Exercise prompt ▸
Please transcribe the data that follows without the pictures, keeping every word the same.

Record list ▸
—————

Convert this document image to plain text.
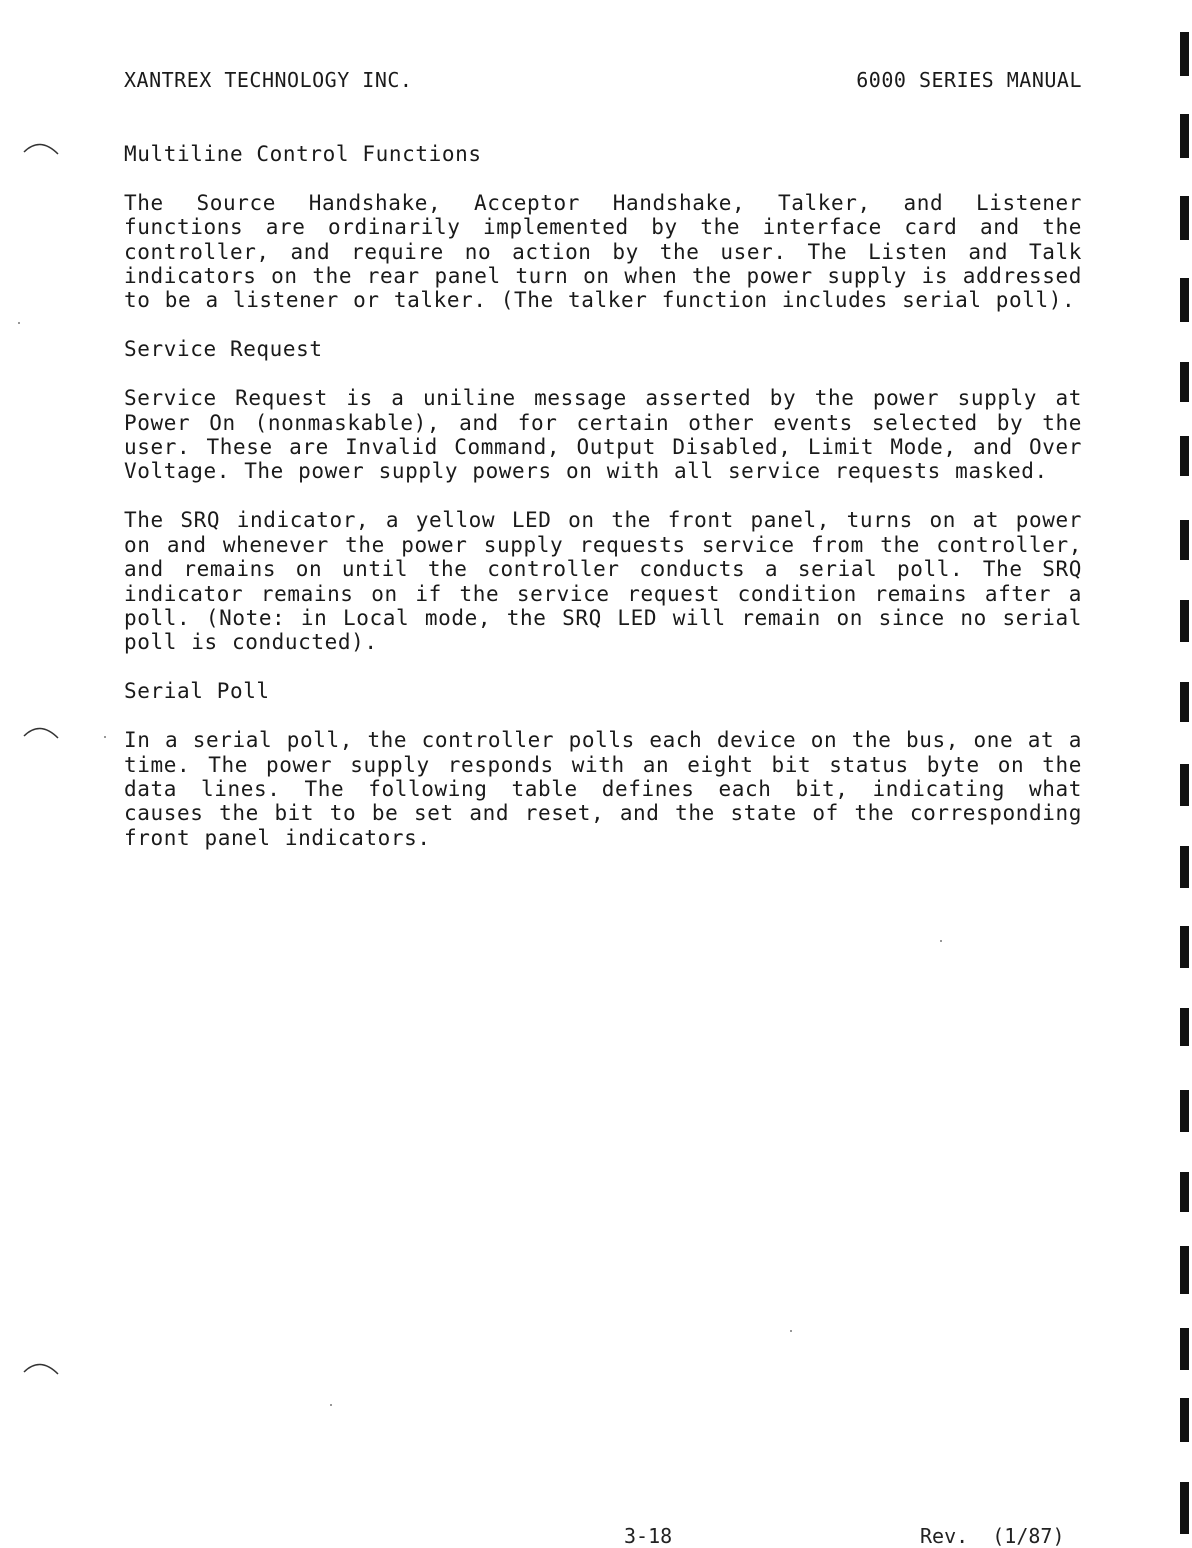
XANTREX TECHNOLOGY INC.	6000 SERIES MANUAL
Multiline Control Functions
The Source Handshake, Acceptor Handshake, Talker, and Listener functions are ordinarily implemented by the interface card and the controller, and require no action by the user. The Listen and Talk indicators on the rear panel turn on when the power supply is addressed to be a listener or talker. (The talker function includes serial poll).
Service Request
Service Request is a uniline message asserted by the power supply at Power On (nonmaskable), and for certain other events selected by the user. These are Invalid Command, Output Disabled, Limit Mode, and Over Voltage. The power supply powers on with all service requests masked.
The SRQ indicator, a yellow LED on the front panel, turns on at power on and whenever the power supply requests service from the controller, and remains on until the controller conducts a serial poll. The SRQ indicator remains on if the service request condition remains after a poll. (Note: in Local mode, the SRQ LED will remain on since no serial poll is conducted).
Serial Poll
In a serial poll, the controller polls each device on the bus, one at a time. The power supply responds with an eight bit status byte on the data lines. The following table defines each bit, indicating what causes the bit to be set and reset, and the state of the corresponding front panel indicators.
3-18	Rev.  (1/87)
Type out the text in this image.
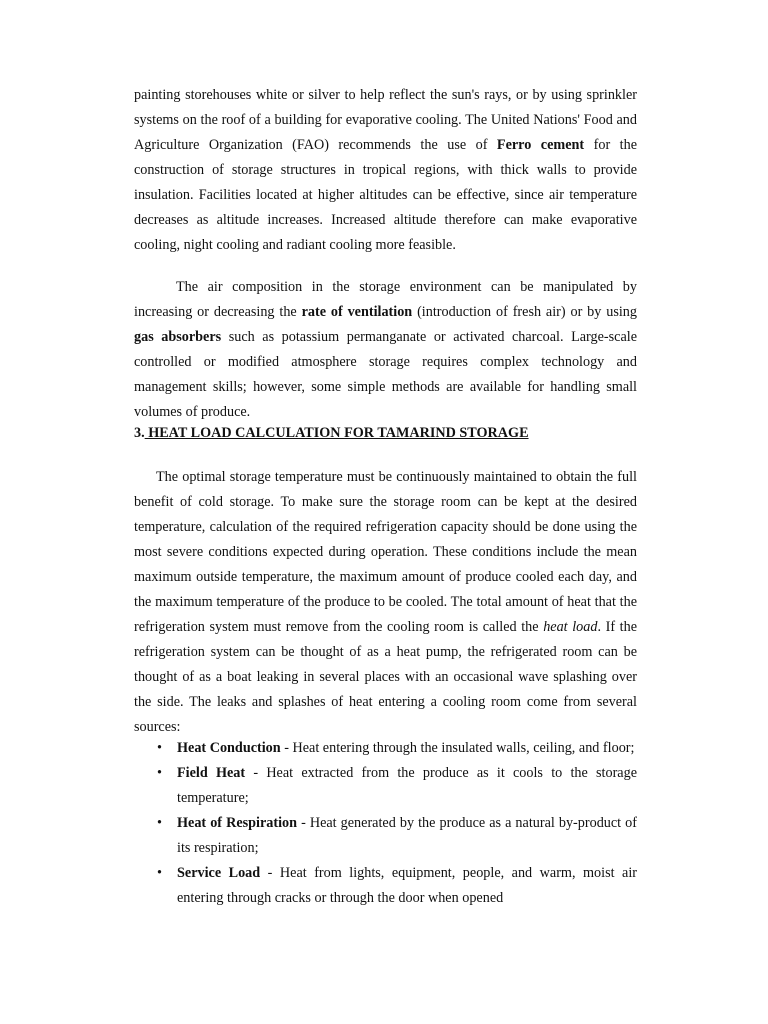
painting storehouses white or silver to help reflect the sun's rays, or by using sprinkler systems on the roof of a building for evaporative cooling. The United Nations' Food and Agriculture Organization (FAO) recommends the use of Ferro cement for the construction of storage structures in tropical regions, with thick walls to provide insulation. Facilities located at higher altitudes can be effective, since air temperature decreases as altitude increases. Increased altitude therefore can make evaporative cooling, night cooling and radiant cooling more feasible.

The air composition in the storage environment can be manipulated by increasing or decreasing the rate of ventilation (introduction of fresh air) or by using gas absorbers such as potassium permanganate or activated charcoal. Large-scale controlled or modified atmosphere storage requires complex technology and management skills; however, some simple methods are available for handling small volumes of produce.

3. HEAT LOAD CALCULATION FOR TAMARIND STORAGE

The optimal storage temperature must be continuously maintained to obtain the full benefit of cold storage. To make sure the storage room can be kept at the desired temperature, calculation of the required refrigeration capacity should be done using the most severe conditions expected during operation. These conditions include the mean maximum outside temperature, the maximum amount of produce cooled each day, and the maximum temperature of the produce to be cooled. The total amount of heat that the refrigeration system must remove from the cooling room is called the heat load. If the refrigeration system can be thought of as a heat pump, the refrigerated room can be thought of as a boat leaking in several places with an occasional wave splashing over the side. The leaks and splashes of heat entering a cooling room come from several sources:

• Heat Conduction - Heat entering through the insulated walls, ceiling, and floor;
• Field Heat - Heat extracted from the produce as it cools to the storage temperature;
• Heat of Respiration - Heat generated by the produce as a natural by-product of its respiration;
• Service Load - Heat from lights, equipment, people, and warm, moist air entering through cracks or through the door when opened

—————

Complete answer ▸
Convert this document image to plain text.
XANTREX TECHNOLOGY INC.	6000 SERIES MANUAL
Multiline Control Functions
The Source Handshake, Acceptor Handshake, Talker, and Listener functions are ordinarily implemented by the interface card and the controller, and require no action by the user. The Listen and Talk indicators on the rear panel turn on when the power supply is addressed to be a listener or talker. (The talker function includes serial poll).
Service Request
Service Request is a uniline message asserted by the power supply at Power On (nonmaskable), and for certain other events selected by the user. These are Invalid Command, Output Disabled, Limit Mode, and Over Voltage. The power supply powers on with all service requests masked.
The SRQ indicator, a yellow LED on the front panel, turns on at power on and whenever the power supply requests service from the controller, and remains on until the controller conducts a serial poll. The SRQ indicator remains on if the service request condition remains after a poll. (Note: in Local mode, the SRQ LED will remain on since no serial poll is conducted).
Serial Poll
In a serial poll, the controller polls each device on the bus, one at a time. The power supply responds with an eight bit status byte on the data lines. The following table defines each bit, indicating what causes the bit to be set and reset, and the state of the corresponding front panel indicators.
3-18	Rev.  (1/87)
Type out the text in this image.
painting storehouses white or silver to help reflect the sun's rays, or by using sprinkler systems on the roof of a building for evaporative cooling. The United Nations' Food and Agriculture Organization (FAO) recommends the use of Ferro cement for the construction of storage structures in tropical regions, with thick walls to provide insulation. Facilities located at higher altitudes can be effective, since air temperature decreases as altitude increases. Increased altitude therefore can make evaporative cooling, night cooling and radiant cooling more feasible.

The air composition in the storage environment can be manipulated by increasing or decreasing the rate of ventilation (introduction of fresh air) or by using gas absorbers such as potassium permanganate or activated charcoal. Large-scale controlled or modified atmosphere storage requires complex technology and management skills; however, some simple methods are available for handling small volumes of produce.

3. HEAT LOAD CALCULATION FOR TAMARIND STORAGE

The optimal storage temperature must be continuously maintained to obtain the full benefit of cold storage. To make sure the storage room can be kept at the desired temperature, calculation of the required refrigeration capacity should be done using the most severe conditions expected during operation. These conditions include the mean maximum outside temperature, the maximum amount of produce cooled each day, and the maximum temperature of the produce to be cooled. The total amount of heat that the refrigeration system must remove from the cooling room is called the heat load. If the refrigeration system can be thought of as a heat pump, the refrigerated room can be thought of as a boat leaking in several places with an occasional wave splashing over the side. The leaks and splashes of heat entering a cooling room come from several sources:

• Heat Conduction - Heat entering through the insulated walls, ceiling, and floor;
• Field Heat - Heat extracted from the produce as it cools to the storage temperature;
• Heat of Respiration - Heat generated by the produce as a natural by-product of its respiration;
• Service Load - Heat from lights, equipment, people, and warm, moist air entering through cracks or through the door when opened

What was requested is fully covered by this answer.